The problem: In the listing below, count the lines with "name" and report only the figure.
__________________________________________________
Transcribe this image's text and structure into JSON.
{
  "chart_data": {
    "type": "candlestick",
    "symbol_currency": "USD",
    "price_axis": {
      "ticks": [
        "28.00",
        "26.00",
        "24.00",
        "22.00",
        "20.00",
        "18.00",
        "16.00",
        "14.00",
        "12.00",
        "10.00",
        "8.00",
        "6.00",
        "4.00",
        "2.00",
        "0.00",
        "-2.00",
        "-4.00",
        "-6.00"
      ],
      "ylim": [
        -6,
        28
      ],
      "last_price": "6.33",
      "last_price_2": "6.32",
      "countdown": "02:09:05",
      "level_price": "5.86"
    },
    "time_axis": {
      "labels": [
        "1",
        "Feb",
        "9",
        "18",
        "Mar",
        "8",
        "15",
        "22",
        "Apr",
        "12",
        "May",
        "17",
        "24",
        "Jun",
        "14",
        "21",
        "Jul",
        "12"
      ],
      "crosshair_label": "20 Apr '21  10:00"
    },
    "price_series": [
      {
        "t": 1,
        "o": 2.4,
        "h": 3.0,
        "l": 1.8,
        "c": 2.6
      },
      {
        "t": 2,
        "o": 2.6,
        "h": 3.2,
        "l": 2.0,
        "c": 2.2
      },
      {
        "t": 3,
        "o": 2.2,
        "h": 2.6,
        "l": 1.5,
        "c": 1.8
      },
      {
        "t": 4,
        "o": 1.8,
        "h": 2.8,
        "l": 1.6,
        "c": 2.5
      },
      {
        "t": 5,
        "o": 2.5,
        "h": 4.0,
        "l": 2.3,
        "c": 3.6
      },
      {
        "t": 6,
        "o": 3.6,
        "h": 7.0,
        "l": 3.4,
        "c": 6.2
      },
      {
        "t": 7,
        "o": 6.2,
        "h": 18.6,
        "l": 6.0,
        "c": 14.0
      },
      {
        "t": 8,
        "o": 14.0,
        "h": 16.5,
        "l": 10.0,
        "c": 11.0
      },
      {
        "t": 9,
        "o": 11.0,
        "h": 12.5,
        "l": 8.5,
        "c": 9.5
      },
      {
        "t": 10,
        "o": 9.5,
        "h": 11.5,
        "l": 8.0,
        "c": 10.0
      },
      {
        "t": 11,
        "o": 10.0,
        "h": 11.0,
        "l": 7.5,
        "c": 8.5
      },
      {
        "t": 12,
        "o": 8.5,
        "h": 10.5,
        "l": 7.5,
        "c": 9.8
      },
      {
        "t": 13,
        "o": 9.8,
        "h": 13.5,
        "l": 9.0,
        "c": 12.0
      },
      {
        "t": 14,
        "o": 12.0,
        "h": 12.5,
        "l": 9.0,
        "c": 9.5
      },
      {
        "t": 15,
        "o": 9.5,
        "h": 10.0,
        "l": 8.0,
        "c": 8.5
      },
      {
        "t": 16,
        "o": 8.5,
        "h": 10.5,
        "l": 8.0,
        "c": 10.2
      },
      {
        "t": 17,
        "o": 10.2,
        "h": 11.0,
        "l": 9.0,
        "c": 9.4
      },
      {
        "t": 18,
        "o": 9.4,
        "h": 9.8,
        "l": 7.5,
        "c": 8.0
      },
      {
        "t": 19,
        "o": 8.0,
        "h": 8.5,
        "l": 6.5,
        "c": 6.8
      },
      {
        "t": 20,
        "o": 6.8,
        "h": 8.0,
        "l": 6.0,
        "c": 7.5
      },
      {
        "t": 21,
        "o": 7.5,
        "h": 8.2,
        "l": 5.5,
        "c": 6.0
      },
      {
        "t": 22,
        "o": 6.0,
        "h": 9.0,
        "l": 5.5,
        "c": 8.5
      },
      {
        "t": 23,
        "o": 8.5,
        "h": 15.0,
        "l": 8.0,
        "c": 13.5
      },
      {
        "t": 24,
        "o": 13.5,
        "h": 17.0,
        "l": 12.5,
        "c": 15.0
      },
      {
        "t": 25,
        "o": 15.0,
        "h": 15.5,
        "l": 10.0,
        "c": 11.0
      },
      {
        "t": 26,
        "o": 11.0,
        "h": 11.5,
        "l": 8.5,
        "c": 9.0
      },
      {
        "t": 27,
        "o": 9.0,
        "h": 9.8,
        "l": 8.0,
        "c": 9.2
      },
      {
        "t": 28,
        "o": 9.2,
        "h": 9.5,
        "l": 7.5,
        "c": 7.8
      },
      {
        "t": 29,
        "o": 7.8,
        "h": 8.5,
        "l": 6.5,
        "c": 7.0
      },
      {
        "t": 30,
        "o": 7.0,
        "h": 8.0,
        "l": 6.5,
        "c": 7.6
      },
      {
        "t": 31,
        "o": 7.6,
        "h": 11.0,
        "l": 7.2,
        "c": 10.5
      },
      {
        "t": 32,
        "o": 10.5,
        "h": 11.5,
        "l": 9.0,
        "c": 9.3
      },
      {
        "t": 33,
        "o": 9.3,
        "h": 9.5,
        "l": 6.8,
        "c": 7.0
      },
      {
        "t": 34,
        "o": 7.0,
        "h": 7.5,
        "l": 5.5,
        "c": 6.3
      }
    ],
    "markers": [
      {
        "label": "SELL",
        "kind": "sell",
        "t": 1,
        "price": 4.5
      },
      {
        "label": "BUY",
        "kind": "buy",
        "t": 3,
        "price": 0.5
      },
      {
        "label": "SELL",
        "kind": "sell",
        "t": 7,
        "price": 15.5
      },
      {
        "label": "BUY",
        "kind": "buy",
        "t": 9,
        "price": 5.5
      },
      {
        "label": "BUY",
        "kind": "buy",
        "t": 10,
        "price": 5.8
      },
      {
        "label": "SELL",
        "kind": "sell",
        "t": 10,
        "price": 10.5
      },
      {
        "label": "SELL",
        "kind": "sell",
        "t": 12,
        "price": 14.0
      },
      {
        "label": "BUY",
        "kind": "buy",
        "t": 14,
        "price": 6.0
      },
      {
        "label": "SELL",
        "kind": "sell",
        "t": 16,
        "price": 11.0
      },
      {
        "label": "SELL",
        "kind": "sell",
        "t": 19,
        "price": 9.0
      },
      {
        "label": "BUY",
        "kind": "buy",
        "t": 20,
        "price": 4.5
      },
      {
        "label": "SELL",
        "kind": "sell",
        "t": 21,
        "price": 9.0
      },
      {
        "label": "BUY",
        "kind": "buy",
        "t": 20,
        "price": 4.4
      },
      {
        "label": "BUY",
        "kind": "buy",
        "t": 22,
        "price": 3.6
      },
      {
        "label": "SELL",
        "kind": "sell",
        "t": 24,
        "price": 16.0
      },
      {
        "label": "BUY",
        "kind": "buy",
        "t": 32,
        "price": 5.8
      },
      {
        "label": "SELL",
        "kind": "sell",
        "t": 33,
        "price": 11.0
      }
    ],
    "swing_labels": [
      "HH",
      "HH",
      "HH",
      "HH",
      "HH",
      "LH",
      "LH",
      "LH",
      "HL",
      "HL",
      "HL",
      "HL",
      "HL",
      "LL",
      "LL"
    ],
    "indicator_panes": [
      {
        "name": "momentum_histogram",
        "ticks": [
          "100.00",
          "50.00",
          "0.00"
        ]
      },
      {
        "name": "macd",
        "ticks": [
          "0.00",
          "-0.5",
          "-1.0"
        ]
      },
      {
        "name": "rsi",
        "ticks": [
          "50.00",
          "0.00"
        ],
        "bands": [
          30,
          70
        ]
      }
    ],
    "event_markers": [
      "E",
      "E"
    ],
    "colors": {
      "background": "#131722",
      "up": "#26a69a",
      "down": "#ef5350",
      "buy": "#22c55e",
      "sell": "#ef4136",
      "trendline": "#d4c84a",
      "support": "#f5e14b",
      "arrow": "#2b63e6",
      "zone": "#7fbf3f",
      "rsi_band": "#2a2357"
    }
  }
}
__________________________________________________
Task response: 3